What is asked ->
Gather all lines with the word "BICGSTAB" in them.

Extracted data ->
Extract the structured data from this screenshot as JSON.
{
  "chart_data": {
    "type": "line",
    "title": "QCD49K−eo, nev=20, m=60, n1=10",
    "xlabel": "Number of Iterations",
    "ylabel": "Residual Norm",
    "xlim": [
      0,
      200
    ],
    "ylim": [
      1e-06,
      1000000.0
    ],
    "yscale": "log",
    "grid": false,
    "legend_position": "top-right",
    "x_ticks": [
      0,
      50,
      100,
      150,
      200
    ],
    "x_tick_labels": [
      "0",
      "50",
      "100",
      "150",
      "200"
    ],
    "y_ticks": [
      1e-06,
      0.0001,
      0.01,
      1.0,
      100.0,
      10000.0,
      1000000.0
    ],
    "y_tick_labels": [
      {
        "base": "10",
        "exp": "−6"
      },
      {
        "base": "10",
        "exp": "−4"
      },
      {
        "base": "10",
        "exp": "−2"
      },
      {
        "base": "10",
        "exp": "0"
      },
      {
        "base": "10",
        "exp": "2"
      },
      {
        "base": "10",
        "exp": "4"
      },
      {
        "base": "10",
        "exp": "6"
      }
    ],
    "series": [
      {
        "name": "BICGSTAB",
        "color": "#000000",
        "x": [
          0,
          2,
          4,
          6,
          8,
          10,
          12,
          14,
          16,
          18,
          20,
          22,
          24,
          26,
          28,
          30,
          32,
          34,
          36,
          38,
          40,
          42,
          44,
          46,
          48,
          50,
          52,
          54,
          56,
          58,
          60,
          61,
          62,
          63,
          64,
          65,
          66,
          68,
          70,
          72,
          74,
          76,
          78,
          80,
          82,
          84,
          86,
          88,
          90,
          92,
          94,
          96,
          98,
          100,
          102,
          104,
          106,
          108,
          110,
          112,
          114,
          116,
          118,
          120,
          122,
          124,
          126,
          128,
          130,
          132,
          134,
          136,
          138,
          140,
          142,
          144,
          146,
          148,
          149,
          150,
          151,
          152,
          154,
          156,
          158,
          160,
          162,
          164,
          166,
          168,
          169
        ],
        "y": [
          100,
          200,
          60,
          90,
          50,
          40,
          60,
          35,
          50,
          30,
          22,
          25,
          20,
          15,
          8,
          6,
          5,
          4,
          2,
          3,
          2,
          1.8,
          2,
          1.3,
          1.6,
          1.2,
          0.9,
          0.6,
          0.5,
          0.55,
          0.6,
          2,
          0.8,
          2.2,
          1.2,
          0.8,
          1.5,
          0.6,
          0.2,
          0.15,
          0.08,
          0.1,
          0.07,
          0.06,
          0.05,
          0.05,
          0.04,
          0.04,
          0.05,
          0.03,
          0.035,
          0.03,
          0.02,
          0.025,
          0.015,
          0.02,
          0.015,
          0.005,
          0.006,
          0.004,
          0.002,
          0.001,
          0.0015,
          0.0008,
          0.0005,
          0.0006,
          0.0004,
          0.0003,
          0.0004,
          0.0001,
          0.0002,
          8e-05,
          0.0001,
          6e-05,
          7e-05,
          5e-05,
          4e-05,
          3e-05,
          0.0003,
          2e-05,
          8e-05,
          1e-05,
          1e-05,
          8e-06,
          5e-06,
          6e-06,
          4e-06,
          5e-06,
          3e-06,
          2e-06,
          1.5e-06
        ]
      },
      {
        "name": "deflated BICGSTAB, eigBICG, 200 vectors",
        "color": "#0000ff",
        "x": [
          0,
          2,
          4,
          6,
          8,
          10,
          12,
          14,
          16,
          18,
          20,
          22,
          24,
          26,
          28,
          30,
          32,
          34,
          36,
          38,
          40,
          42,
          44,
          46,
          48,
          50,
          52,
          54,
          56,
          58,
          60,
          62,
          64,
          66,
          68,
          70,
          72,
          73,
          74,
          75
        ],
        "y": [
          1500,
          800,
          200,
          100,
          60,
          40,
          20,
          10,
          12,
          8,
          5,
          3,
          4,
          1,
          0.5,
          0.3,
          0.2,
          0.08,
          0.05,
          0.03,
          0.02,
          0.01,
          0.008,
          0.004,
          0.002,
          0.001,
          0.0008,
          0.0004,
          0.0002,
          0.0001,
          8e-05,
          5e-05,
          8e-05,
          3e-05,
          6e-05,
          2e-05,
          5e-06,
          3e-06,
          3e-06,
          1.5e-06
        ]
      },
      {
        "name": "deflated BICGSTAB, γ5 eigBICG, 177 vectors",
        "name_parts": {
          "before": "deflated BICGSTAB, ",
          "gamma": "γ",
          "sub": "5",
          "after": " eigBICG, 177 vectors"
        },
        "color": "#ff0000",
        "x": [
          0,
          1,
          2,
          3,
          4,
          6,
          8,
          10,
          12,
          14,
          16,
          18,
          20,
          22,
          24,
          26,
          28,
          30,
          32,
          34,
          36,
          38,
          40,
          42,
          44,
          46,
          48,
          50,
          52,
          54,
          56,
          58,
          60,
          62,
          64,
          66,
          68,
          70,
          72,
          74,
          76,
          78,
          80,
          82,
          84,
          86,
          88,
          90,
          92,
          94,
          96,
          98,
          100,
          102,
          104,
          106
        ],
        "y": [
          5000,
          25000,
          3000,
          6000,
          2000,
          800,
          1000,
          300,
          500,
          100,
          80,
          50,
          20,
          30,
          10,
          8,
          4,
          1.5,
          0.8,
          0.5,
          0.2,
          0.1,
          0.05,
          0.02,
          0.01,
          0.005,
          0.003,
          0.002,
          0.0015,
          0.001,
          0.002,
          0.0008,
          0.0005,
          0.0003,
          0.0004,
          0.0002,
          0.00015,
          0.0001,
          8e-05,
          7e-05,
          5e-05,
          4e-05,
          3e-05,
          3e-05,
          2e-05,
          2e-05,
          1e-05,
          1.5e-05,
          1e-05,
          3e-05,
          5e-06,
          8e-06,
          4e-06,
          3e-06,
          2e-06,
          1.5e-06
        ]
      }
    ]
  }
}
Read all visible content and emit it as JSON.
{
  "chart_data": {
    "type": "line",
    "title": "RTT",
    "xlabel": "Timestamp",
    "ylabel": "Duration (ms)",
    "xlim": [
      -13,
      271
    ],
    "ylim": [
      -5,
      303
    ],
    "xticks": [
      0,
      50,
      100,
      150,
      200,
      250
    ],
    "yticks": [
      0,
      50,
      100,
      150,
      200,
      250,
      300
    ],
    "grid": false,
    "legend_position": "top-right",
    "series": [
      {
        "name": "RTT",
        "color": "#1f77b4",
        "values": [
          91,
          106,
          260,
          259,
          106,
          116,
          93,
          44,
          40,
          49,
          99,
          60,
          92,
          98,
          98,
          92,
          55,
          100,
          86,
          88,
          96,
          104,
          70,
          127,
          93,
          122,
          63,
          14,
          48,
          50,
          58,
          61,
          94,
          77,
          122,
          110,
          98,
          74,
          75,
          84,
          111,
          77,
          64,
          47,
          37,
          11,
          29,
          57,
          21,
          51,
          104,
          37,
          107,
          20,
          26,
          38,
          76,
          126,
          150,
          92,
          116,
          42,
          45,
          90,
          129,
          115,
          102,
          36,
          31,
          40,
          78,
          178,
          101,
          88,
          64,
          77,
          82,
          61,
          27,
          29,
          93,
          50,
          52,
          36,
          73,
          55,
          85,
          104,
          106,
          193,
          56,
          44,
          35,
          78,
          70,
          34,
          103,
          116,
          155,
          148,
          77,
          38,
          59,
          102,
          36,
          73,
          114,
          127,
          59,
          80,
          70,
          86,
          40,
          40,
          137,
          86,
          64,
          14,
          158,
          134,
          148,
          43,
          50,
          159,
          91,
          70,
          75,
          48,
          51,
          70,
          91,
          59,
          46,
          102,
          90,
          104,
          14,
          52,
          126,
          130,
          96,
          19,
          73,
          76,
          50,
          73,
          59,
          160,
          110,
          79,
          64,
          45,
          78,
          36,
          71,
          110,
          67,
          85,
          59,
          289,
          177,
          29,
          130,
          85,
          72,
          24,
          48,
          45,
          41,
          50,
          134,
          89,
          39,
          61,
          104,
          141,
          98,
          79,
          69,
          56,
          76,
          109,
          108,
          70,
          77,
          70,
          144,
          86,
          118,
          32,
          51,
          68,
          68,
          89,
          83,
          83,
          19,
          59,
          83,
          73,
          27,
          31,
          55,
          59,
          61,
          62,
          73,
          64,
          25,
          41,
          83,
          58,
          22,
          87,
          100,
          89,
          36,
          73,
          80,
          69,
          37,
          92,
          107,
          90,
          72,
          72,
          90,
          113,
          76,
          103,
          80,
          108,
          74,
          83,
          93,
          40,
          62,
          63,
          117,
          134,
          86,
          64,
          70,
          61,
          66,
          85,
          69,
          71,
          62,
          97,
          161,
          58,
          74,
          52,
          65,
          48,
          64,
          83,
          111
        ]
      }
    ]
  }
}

Output ->
        "name": "BICGSTAB",
        "name": "deflated BICGSTAB, eigBICG, 200 vectors",
        "name": "deflated BICGSTAB, γ5 eigBICG, 177 vectors",
          "before": "deflated BICGSTAB, ",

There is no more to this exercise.